:: EXERCISE TASK ::
From the listing below, pull each line that includes "distributed".

:: RECORDS FOR THE EXERCISE ::
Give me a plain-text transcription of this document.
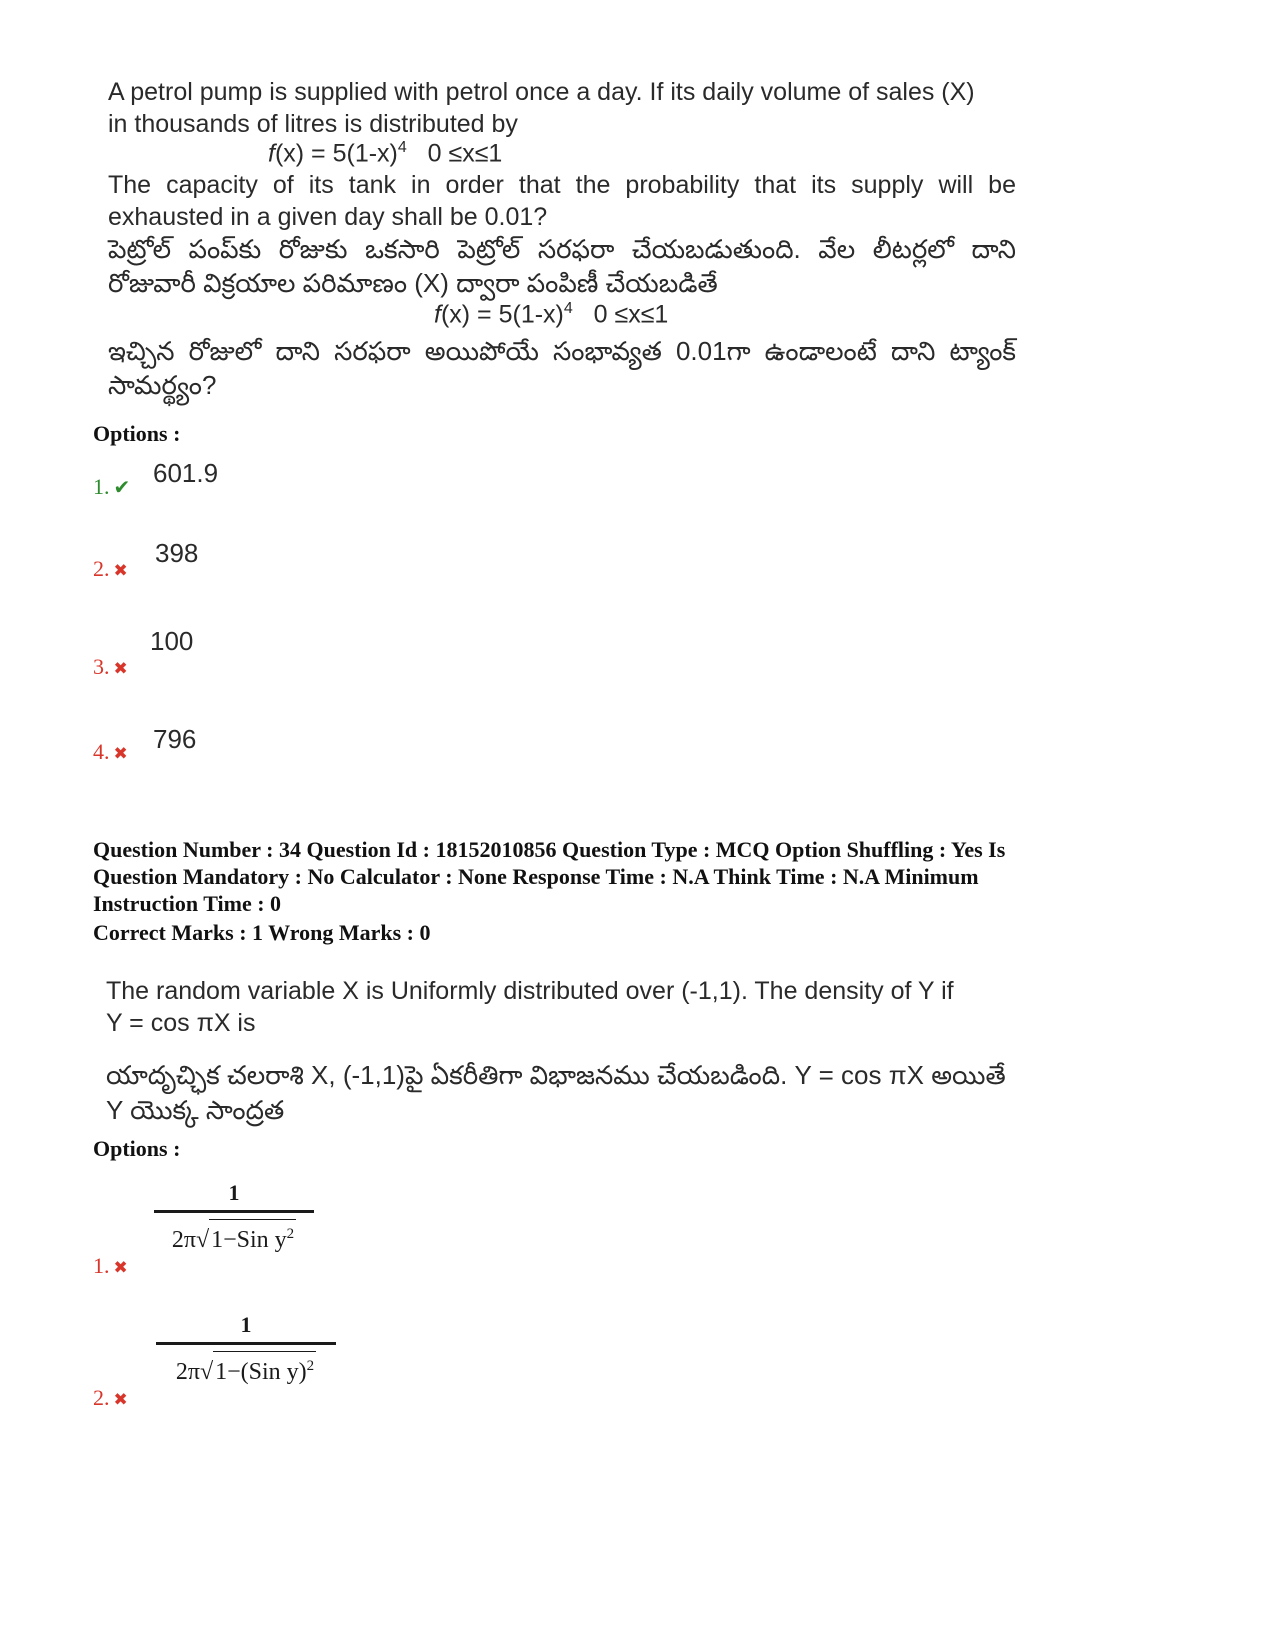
A petrol pump is supplied with petrol once a day. If its daily volume of sales (X)

in thousands of litres is distributed by

$f(x) = 5(1-x)^4$ 0 ≤x≤1

The capacity of its tank in order that the probability that its supply will be exhausted in a given day shall be 0.01?

పెట్రోల్ పంప్‌కు రోజుకు ఒకసారి పెట్రోల్ సరఫరా చేయబడుతుంది. వేల లీటర్లలో దాని రోజువారీ విక్రయాల పరిమాణం (X) ద్వారా పంపిణీ చేయబడితే

$f(x) = 5(1-x)^4$ 0 ≤x≤1

ఇచ్చిన రోజులో దాని సరఫరా అయిపోయే సంభావ్యత 0.01గా ఉండాలంటే దాని ట్యాంక్ సామర్థ్యం?

Options :
601.9
1. ✔
398
2. ✖
100
3. ✖
796
4. ✖
Question Number : 34 Question Id : 18152010856 Question Type : MCQ Option Shuffling : Yes Is Question Mandatory : No Calculator : None Response Time : N.A Think Time : N.A Minimum Instruction Time : 0
Correct Marks : 1 Wrong Marks : 0

The random variable X is Uniformly distributed over (-1,1). The density of Y if

Y = cos πX is

యాదృచ్ఛిక చలరాశి X, (-1,1)పై ఏకరీతిగా విభాజనము చేయబడింది. Y = cos πX అయితే Y యొక్క సాంద్రత

Options :
1
2π√1−Sin $y^2$
1. ✖
1
2π√1−(Sin y)$^2$
2. ✖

:: ANSWER TO THIS EXERCISE ::
in thousands of litres is distributed by
The random variable X is Uniformly distributed over (-1,1). The density of Y if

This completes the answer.